Wednesday 18 February 2015

A walk along the border - Hong Kong

On Saturday 31st Jan. 2015 I joined members of the  Orders Medals & Research Society (OMRS) for a  walk along the border with Hong Kong and the rest of China. This area was until recently part of a restricted zone and not possible to get access. This was once known as the  "bamboo curtain" a sensitive border in colonial times and one that was patrolled by both the British Army and the Royal Hong Kong Police.

In the 1960s through to the 1980s - the British Garrison was quite small and I suppose it's fair to say that had the Peoples Liberation Army (PLA) decided to do so they could have crossed the border at any time perhaps with impunity. However after the joint declaration in 1984 it was only a matter of time before sovereignty would return to China in an orderly and agreed fashion. In the 1980s and 1990s the focus was more about preventing illegal immigrants from crossing the border rather than the PLA.

There was no need for the PLA to retake Hong Kong as Hong Kong was very useful to China as a link to the west and a gateway, albeit something of an anachronism that dated back to First Opium War and the Treaty of Nanking signed in 1842. Only once had the border been crossed by an invading army and that was early in the morning of 8th December 1941 (HK time) when the 38th Division of the Imperial Japanese Army  crossed the border into Hong Kong and Japan simultaneously attacked Hong Kong, Malaya, Philippines and the US Pacific Fleet at Pearl Harbour.

I took the MTR and East Rail out from Central to Fanling and from there by green New Territories taxi to Lok Ma Chau Police Station. We were fortunate to have in this group a number of retired expatriate policemen who had during the course of their careers served out on the border and were able to recount their interesting experiences of policing in colonial Hong Kong and then later serving in the Hong Kong Police post handover.

The police station stands on a hill crest approached by a steep drive. When I first came to Hong Kong in 1985 people would come out to Lok Ma Chau to stand on this hill and look across into China. It was a photo stop where you get your picture of China. In those days when you looked across the Sham Chun River there was just ponds and paddy fields but nonetheless it was a tourist attraction and there were the inevitable stalls offering cheap souvenirs.

Today nobody really comes to take pictures of China because the border has become much more porous with people coming in both directions either on business or for tourism.  It's still a border and you need a visa to go across to shop in Shenzhen. What has really changed is the view. Instead of paddy fields its a modern metropolis that looks like Hong Kong's Central district. With high rise buildings stretching from west to east on the other side of the Sham Chun River also known as the Shenzhen River which marks the border.

China in that short space of time has opened up and become the world's second largest economy and Hong Kong now a part of China with a PLA military garrison occupying the premises once used by the British forces in colonial times.

Lok Ma Chau Police Station on a hill top looking over the frontier

A steep drive leads up to the Police Station

It was one of those grey days where you can't be sure whether the haze is mist or pollution but in reality it's probably a bit of both and more of the latter. The picture below shows the modern skyline of Shenzhen somewhat obscured by the haze. In the immediate foreground are the ponds and wetlands that typify the delta area of the Sham Chun River and include the Maipo wetlands now famous for the variety of birds that can be seen there.  The Sham Chun River flows to the west into Deep Bay or Hau Hoi Wan.

◆ **Record excerpts**:

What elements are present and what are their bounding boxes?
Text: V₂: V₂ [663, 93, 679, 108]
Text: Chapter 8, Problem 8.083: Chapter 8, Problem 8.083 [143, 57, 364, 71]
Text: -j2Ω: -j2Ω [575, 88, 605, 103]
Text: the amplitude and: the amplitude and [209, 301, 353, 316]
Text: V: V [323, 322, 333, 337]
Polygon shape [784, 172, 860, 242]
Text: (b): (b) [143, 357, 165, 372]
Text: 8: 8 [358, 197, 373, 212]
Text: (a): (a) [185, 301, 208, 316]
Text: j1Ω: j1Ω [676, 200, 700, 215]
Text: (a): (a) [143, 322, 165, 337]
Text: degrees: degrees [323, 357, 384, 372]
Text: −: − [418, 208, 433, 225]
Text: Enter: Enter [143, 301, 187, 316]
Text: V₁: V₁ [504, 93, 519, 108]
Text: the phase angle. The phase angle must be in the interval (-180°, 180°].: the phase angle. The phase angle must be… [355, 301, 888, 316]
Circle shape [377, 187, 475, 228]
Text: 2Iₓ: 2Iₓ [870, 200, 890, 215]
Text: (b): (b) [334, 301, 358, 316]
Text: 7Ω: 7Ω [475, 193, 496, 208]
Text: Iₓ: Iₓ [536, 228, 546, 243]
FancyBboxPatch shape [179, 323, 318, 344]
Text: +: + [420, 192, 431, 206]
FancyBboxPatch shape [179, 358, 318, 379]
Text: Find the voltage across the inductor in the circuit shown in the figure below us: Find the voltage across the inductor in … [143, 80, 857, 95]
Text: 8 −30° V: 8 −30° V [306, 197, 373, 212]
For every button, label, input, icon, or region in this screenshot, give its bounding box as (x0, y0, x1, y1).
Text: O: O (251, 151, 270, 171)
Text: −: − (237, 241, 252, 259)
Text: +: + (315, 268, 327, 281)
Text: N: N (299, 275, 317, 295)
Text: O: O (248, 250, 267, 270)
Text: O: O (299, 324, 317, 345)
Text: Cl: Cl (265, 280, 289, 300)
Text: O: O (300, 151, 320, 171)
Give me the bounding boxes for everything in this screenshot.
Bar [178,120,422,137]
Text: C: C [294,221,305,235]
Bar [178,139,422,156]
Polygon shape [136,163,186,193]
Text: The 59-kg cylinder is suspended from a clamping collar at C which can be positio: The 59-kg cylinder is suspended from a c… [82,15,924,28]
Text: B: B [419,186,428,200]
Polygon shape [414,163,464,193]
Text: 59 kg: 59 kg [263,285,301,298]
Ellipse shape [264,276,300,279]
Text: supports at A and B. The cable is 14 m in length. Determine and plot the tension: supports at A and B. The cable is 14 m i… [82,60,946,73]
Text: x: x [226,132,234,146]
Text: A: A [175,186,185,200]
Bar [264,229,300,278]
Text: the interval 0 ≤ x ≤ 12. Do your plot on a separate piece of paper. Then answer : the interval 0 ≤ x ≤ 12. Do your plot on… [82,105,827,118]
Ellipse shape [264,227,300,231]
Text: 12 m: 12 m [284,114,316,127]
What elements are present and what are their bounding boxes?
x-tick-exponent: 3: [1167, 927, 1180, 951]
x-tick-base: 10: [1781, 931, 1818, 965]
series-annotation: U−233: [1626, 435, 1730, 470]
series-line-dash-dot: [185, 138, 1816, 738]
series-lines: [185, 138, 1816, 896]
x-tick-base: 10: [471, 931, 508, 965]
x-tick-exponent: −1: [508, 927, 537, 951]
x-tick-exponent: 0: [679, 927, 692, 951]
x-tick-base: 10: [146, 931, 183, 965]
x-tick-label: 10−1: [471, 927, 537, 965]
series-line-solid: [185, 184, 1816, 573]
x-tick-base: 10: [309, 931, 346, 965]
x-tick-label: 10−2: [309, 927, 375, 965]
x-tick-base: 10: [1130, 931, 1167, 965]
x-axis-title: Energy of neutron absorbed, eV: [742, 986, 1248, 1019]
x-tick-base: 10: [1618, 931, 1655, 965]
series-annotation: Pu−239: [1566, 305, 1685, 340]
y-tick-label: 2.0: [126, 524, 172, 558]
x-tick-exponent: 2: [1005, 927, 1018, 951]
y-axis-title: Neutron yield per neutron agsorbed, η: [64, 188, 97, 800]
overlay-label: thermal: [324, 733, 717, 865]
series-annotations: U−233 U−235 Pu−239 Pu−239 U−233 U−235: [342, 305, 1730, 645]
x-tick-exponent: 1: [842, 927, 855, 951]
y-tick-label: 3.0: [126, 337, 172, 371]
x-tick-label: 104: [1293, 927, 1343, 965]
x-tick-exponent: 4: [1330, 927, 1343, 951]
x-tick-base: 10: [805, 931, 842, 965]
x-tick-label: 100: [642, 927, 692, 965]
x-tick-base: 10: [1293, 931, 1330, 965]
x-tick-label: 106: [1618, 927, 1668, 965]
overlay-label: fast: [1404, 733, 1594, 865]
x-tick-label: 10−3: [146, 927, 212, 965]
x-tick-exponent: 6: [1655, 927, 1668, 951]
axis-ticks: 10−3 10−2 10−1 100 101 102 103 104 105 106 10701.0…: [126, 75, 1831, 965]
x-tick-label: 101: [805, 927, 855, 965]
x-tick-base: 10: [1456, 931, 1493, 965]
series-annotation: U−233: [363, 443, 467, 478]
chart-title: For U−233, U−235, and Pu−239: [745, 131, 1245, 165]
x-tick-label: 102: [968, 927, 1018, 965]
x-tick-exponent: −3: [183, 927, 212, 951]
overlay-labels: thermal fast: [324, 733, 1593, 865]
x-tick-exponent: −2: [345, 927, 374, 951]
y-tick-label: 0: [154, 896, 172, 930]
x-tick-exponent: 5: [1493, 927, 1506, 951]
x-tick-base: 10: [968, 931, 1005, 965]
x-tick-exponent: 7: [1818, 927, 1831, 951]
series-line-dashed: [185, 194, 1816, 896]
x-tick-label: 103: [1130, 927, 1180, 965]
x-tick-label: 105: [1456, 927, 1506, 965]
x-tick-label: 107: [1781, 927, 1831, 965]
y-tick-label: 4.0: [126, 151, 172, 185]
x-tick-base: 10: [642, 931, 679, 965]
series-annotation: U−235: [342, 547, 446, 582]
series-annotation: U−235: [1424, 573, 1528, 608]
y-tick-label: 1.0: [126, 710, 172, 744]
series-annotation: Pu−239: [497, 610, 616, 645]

◆ **Exercises to complete**:
1: From the account of the Hong Kong border walk, list everything that Japan attacked on 8th December 1941.
2: Write a continuation of the account of the Hong Kong border walk, starting after its last sentence.

◆ **Responses by item number**:
1:
- Hong Kong
- Malaya
- Philippines
- US Pacific Fleet at Pearl Harbour

2:
The new skyline across the wetlands on the other side of the border

Lok Ma Chau Police Station is still in use as a police station. The building was first built in 1915 originally with two stories,  the upper observation deck having been added later.

Still in use as a Police Station the building dates back to 1915

A murder occurred here in July 1930 when the Station Sgt.'s twenty five year old wife Dora Madgwick was killed by an Indian Constable in her living accommodation on the 2nd Floor. The Constable who had run amok,  later shot himself.  Sgt. Cornelius Madgwick later re-married to Marjorie Knight and he and his wife were here when war started in December 1941. They were both incarcerated in Stanley Civilian Internment Camp where they were billeted in Bungalow 'A' now the heritage museum within the grounds of St Stephens College.

The area of wetlands to the front and surrounding fields have little changed over the generations.

Fields below Lok Ma Chau Police Station  - a scene that has changed little over the years 

We then walked along the road which was once restricted to police and military vehicles from Lok Ma Chau to Lo Wo. On the way we passed one of the so-called MacIntosh Forts at Ma Tso Lung. These were named after Duncan MacIntosh,  Commissioner of Police after the war who arranged for the construction of  several of these hill top forts built along the border.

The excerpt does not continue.